• _The task_
Retype the material word for word.

※

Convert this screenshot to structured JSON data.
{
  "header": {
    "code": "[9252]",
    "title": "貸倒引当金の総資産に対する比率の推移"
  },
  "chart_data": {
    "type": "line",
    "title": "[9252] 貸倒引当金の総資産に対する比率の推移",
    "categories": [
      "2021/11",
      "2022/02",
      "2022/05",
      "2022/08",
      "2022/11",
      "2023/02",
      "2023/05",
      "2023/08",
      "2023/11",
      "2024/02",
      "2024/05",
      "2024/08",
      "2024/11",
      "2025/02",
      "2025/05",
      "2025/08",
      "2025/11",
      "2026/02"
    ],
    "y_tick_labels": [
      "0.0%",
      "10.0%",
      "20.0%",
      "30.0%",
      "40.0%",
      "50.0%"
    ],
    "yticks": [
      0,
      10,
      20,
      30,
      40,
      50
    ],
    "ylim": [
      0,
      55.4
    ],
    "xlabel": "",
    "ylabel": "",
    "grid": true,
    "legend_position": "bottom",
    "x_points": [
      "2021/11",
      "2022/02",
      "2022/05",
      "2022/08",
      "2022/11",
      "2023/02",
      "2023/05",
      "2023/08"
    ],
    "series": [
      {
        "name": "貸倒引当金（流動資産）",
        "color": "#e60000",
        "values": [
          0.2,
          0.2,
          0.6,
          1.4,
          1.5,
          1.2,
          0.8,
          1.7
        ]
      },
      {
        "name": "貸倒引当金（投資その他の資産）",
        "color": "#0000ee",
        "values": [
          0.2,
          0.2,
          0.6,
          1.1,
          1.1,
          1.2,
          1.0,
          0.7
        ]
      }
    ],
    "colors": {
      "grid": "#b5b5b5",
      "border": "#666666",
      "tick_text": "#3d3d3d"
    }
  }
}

※

• _Exercise response_
Convert this screenshot to structured JSON data.
{
  "header": {
    "code": "[9252]",
    "title": "貸倒引当金の総資産に対する比率の推移"
  },
  "chart_data": {
    "type": "line",
    "title": "[9252] 貸倒引当金の総資産に対する比率の推移",
    "categories": [
      "2021/11",
      "2022/02",
      "2022/05",
      "2022/08",
      "2022/11",
      "2023/02",
      "2023/05",
      "2023/08",
      "2023/11",
      "2024/02",
      "2024/05",
      "2024/08",
      "2024/11",
      "2025/02",
      "2025/05",
      "2025/08",
      "2025/11",
      "2026/02"
    ],
    "y_tick_labels": [
      "0.0%",
      "10.0%",
      "20.0%",
      "30.0%",
      "40.0%",
      "50.0%"
    ],
    "yticks": [
      0,
      10,
      20,
      30,
      40,
      50
    ],
    "ylim": [
      0,
      55.4
    ],
    "xlabel": "",
    "ylabel": "",
    "grid": true,
    "legend_position": "bottom",
    "x_points": [
      "2021/11",
      "2022/02",
      "2022/05",
      "2022/08",
      "2022/11",
      "2023/02",
      "2023/05",
      "2023/08"
    ],
    "series": [
      {
        "name": "貸倒引当金（流動資産）",
        "color": "#e60000",
        "values": [
          0.2,
          0.2,
          0.6,
          1.4,
          1.5,
          1.2,
          0.8,
          1.7
        ]
      },
      {
        "name": "貸倒引当金（投資その他の資産）",
        "color": "#0000ee",
        "values": [
          0.2,
          0.2,
          0.6,
          1.1,
          1.1,
          1.2,
          1.0,
          0.7
        ]
      }
    ],
    "colors": {
      "grid": "#b5b5b5",
      "border": "#666666",
      "tick_text": "#3d3d3d"
    }
  }
}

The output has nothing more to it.